--- Given records ---
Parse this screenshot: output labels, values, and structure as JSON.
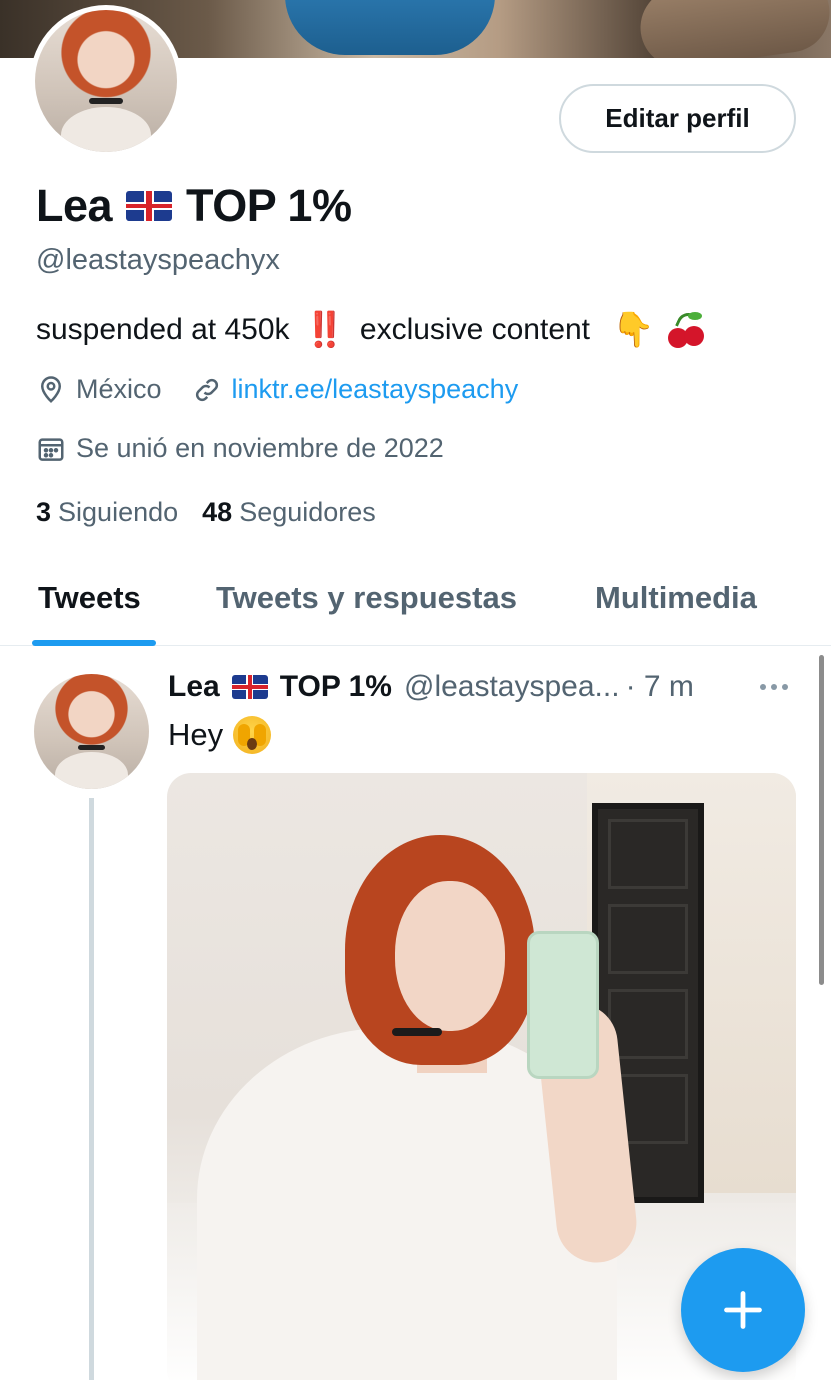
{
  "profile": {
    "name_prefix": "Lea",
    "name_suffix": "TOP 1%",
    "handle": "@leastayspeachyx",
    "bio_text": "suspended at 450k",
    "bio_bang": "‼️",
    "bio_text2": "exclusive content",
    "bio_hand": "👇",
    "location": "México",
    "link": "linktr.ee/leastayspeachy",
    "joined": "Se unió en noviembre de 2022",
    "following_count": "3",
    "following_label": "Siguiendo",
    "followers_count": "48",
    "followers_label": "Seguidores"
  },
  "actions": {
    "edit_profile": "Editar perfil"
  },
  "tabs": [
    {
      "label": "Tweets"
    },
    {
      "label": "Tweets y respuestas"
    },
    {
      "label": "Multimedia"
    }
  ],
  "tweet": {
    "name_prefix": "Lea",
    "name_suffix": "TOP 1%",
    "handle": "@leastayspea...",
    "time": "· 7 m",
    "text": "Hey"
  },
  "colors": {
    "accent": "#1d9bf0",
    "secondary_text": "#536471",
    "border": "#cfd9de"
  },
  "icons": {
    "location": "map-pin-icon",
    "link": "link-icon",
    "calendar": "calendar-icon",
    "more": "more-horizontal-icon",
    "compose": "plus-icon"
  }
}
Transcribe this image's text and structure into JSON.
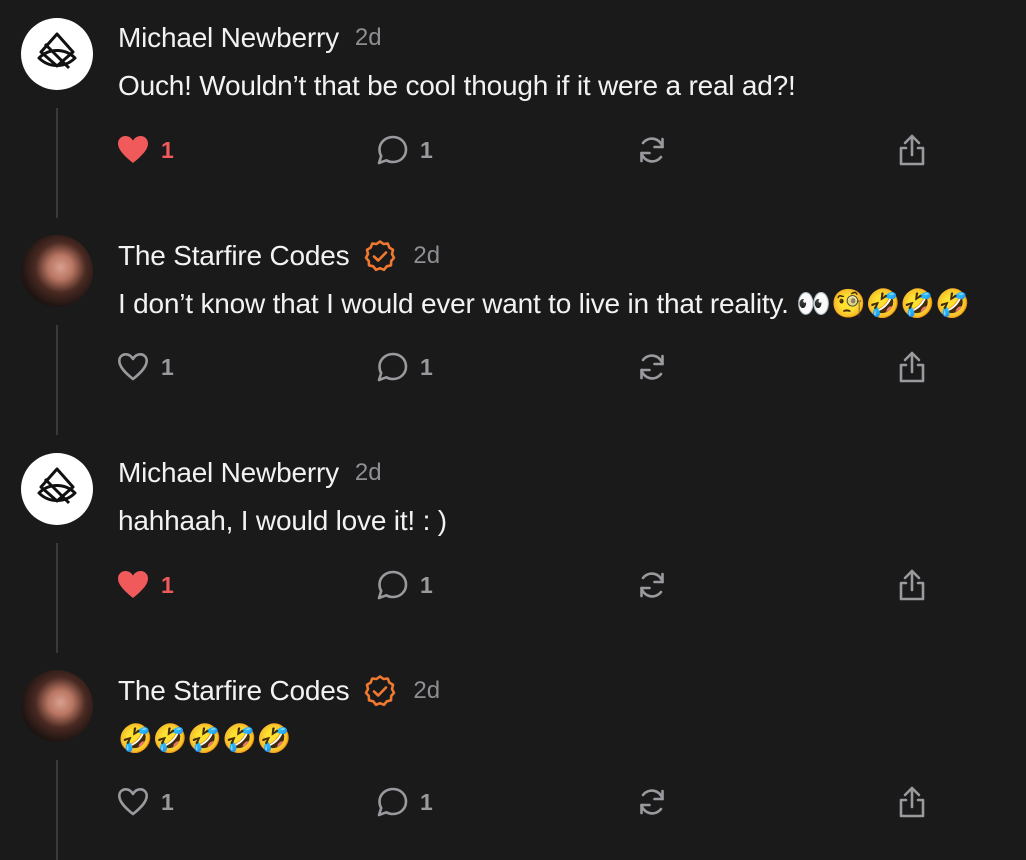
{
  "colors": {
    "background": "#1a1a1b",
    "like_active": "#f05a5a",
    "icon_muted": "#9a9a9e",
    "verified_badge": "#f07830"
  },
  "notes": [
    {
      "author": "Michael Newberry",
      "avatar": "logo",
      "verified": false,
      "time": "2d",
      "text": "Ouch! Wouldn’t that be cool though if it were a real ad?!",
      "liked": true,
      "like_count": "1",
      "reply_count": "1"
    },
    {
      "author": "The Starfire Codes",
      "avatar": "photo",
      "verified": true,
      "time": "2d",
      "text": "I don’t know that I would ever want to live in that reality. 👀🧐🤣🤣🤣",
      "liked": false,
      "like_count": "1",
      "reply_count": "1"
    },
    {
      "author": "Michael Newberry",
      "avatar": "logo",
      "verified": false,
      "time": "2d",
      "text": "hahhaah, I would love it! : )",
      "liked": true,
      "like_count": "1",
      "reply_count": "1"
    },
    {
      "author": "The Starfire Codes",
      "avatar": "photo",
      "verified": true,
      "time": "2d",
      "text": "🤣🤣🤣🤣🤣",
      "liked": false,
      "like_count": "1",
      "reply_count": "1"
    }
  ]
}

--- Written exercise ---
Pictures are to be left out; all else in the entries above is to be quoted exactly.

--- Complete answer ---
Parse this screenshot: output labels, values, and structure as JSON.
{
  "profile": {
    "name_prefix": "Lea",
    "name_suffix": "TOP 1%",
    "handle": "@leastayspeachyx",
    "bio_text": "suspended at 450k",
    "bio_bang": "‼️",
    "bio_text2": "exclusive content",
    "bio_hand": "👇",
    "location": "México",
    "link": "linktr.ee/leastayspeachy",
    "joined": "Se unió en noviembre de 2022",
    "following_count": "3",
    "following_label": "Siguiendo",
    "followers_count": "48",
    "followers_label": "Seguidores"
  },
  "actions": {
    "edit_profile": "Editar perfil"
  },
  "tabs": [
    {
      "label": "Tweets"
    },
    {
      "label": "Tweets y respuestas"
    },
    {
      "label": "Multimedia"
    }
  ],
  "tweet": {
    "name_prefix": "Lea",
    "name_suffix": "TOP 1%",
    "handle": "@leastayspea...",
    "time": "· 7 m",
    "text": "Hey"
  },
  "colors": {
    "accent": "#1d9bf0",
    "secondary_text": "#536471",
    "border": "#cfd9de"
  },
  "icons": {
    "location": "map-pin-icon",
    "link": "link-icon",
    "calendar": "calendar-icon",
    "more": "more-horizontal-icon",
    "compose": "plus-icon"
  }
}
Transcribe this image's text and structure into JSON.
{
  "colors": {
    "background": "#1a1a1b",
    "like_active": "#f05a5a",
    "icon_muted": "#9a9a9e",
    "verified_badge": "#f07830"
  },
  "notes": [
    {
      "author": "Michael Newberry",
      "avatar": "logo",
      "verified": false,
      "time": "2d",
      "text": "Ouch! Wouldn’t that be cool though if it were a real ad?!",
      "liked": true,
      "like_count": "1",
      "reply_count": "1"
    },
    {
      "author": "The Starfire Codes",
      "avatar": "photo",
      "verified": true,
      "time": "2d",
      "text": "I don’t know that I would ever want to live in that reality. 👀🧐🤣🤣🤣",
      "liked": false,
      "like_count": "1",
      "reply_count": "1"
    },
    {
      "author": "Michael Newberry",
      "avatar": "logo",
      "verified": false,
      "time": "2d",
      "text": "hahhaah, I would love it! : )",
      "liked": true,
      "like_count": "1",
      "reply_count": "1"
    },
    {
      "author": "The Starfire Codes",
      "avatar": "photo",
      "verified": true,
      "time": "2d",
      "text": "🤣🤣🤣🤣🤣",
      "liked": false,
      "like_count": "1",
      "reply_count": "1"
    }
  ]
}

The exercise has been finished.